> Exercise aim
Copy every line of the following data that includes the string "Variable".

> Data to use

-- START --

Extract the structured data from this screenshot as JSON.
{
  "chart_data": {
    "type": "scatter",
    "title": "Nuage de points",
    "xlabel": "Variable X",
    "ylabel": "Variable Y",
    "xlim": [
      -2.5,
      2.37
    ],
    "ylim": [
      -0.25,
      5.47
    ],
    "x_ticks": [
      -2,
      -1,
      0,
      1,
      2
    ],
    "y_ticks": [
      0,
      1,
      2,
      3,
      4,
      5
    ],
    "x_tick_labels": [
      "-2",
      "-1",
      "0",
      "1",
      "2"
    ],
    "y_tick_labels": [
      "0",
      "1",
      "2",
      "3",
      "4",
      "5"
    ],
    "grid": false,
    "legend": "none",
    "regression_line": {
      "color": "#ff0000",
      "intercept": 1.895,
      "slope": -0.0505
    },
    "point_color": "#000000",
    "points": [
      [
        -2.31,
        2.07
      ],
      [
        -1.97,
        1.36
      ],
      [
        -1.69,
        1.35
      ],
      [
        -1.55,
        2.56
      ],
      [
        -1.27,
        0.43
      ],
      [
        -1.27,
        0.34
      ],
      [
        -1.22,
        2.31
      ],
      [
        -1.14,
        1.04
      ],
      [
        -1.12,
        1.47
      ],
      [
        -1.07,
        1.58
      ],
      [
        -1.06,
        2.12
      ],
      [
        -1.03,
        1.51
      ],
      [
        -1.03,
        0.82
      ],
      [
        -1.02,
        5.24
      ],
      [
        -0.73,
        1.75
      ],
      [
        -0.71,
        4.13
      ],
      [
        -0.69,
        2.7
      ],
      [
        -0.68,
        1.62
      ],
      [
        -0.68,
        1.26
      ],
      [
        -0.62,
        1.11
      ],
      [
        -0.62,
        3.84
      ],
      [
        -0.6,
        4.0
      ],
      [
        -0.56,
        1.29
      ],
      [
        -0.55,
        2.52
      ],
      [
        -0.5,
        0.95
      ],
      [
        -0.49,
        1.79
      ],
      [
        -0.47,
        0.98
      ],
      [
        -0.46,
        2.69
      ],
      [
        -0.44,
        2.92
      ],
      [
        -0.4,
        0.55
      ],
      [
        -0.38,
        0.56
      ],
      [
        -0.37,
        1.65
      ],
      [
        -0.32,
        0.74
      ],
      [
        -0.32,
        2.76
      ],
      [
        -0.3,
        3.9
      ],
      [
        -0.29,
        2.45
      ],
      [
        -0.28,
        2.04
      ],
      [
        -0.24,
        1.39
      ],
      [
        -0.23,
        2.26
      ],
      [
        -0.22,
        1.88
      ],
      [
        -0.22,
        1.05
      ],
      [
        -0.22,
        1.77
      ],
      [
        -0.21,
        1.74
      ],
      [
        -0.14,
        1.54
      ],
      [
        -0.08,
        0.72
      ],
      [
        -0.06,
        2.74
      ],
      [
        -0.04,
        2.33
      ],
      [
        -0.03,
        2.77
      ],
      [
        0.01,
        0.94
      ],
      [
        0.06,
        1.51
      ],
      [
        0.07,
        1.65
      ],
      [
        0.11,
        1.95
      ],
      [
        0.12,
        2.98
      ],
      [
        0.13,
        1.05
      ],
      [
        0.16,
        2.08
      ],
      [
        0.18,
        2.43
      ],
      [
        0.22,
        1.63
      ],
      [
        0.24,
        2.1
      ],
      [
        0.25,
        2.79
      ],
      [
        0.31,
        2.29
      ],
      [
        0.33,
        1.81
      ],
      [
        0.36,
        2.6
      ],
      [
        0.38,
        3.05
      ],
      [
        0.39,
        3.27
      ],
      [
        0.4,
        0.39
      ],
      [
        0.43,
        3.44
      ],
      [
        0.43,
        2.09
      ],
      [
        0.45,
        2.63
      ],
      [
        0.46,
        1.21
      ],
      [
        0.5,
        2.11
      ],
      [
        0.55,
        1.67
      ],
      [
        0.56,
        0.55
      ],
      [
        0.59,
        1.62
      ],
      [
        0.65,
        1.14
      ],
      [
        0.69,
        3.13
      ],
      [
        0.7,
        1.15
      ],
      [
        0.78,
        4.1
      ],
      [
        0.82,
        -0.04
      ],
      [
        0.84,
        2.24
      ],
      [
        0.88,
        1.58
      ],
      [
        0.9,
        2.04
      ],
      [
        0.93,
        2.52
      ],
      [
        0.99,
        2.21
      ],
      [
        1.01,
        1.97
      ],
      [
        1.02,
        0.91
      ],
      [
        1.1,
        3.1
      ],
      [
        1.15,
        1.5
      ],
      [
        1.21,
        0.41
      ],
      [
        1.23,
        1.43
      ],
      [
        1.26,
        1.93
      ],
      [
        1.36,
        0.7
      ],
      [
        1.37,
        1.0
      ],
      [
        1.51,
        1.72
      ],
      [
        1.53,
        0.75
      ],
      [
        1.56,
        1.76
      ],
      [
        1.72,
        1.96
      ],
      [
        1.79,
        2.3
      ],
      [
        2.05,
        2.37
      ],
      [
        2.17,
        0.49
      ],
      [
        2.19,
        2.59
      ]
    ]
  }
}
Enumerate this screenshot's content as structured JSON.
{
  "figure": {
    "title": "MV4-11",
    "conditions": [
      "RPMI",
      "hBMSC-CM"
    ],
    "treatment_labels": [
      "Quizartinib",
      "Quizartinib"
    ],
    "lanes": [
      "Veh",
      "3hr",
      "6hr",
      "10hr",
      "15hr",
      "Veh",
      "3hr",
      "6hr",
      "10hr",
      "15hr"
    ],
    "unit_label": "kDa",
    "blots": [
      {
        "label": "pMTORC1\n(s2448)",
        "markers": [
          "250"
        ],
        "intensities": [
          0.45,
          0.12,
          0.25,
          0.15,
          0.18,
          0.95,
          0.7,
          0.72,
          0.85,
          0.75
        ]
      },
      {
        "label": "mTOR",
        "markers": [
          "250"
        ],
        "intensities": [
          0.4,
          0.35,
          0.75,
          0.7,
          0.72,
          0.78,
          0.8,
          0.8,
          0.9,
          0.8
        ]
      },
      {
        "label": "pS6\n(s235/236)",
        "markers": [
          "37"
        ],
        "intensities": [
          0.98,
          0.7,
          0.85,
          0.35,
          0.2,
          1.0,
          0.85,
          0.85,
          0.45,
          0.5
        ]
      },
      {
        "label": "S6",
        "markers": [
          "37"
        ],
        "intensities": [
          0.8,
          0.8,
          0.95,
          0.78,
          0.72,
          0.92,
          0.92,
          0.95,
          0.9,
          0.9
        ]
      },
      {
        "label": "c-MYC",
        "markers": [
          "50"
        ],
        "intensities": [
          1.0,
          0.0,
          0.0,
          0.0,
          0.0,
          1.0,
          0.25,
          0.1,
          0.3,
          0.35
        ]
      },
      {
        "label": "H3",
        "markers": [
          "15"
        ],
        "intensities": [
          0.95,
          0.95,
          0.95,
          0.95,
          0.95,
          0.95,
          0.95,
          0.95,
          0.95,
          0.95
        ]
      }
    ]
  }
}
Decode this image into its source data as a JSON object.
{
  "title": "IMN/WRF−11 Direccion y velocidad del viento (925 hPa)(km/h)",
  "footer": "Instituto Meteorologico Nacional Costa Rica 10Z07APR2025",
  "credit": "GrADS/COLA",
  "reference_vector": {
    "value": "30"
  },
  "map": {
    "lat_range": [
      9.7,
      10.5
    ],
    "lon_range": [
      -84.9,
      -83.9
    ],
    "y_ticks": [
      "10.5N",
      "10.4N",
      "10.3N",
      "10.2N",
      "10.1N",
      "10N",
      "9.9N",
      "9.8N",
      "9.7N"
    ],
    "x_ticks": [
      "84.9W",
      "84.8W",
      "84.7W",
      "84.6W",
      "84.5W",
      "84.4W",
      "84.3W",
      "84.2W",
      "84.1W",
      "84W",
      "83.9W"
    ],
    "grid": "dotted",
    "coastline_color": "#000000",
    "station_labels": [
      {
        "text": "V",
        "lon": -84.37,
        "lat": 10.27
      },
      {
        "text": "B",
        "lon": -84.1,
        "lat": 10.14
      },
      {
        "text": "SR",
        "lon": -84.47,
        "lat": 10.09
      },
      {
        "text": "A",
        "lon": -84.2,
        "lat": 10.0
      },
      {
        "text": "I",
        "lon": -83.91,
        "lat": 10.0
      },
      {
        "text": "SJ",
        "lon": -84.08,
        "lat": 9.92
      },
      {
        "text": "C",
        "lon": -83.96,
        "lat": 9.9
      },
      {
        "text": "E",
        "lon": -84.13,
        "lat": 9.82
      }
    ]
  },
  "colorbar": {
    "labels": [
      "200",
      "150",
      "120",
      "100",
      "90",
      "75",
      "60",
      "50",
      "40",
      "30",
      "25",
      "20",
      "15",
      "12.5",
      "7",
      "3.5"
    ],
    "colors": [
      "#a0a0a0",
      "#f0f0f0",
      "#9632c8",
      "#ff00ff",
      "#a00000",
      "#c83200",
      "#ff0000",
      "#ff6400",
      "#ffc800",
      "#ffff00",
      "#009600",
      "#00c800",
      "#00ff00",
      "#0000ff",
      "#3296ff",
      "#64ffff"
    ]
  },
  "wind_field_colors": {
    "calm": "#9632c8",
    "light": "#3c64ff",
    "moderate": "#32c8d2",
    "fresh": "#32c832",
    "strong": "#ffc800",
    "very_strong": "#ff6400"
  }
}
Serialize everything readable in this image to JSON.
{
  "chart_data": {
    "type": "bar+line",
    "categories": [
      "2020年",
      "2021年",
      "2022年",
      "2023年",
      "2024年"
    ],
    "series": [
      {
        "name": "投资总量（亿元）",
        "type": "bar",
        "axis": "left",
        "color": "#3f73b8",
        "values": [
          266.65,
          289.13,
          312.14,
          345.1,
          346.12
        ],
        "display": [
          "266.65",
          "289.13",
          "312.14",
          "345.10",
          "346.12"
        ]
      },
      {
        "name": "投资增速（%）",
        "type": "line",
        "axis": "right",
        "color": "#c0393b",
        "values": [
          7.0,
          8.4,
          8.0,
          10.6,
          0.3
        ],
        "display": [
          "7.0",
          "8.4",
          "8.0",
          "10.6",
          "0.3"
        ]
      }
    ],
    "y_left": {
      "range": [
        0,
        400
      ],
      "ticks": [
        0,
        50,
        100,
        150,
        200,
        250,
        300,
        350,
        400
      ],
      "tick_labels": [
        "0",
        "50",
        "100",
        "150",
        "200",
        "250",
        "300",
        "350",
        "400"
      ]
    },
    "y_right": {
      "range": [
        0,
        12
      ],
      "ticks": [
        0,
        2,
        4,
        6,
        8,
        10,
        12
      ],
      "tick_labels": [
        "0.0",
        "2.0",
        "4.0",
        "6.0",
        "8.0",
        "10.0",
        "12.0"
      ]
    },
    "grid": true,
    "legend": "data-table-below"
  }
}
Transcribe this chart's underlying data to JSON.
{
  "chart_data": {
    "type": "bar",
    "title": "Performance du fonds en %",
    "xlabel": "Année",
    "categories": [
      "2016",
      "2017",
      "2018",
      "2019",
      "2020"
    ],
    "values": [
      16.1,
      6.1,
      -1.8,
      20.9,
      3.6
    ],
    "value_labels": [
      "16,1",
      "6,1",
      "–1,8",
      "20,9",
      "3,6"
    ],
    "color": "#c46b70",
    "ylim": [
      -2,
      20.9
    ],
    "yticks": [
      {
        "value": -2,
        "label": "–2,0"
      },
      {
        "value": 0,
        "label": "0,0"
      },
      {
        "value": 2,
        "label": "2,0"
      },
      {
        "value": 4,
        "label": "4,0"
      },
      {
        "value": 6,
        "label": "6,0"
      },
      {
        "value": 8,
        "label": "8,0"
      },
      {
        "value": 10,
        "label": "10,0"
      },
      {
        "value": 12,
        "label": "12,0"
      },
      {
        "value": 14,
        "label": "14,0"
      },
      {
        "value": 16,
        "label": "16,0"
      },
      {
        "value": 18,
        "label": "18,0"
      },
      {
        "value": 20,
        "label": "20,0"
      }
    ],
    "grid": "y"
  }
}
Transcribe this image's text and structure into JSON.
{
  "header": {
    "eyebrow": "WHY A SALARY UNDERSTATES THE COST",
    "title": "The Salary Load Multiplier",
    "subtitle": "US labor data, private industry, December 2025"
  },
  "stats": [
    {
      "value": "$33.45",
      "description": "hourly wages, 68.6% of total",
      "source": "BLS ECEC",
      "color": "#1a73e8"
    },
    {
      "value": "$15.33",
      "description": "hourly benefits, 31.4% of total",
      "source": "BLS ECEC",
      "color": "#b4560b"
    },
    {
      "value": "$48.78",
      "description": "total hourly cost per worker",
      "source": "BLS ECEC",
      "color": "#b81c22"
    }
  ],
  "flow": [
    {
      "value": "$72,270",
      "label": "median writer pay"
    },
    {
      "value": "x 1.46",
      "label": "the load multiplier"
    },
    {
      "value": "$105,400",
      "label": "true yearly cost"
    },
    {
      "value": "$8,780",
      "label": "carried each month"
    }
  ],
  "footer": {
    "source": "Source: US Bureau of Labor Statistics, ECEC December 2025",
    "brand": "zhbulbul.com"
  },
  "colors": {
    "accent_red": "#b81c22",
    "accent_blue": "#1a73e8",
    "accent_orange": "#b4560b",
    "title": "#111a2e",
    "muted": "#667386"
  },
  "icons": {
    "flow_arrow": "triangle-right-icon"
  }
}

-- END --

> Solved problem
    "xlabel": "Variable X",
    "ylabel": "Variable Y",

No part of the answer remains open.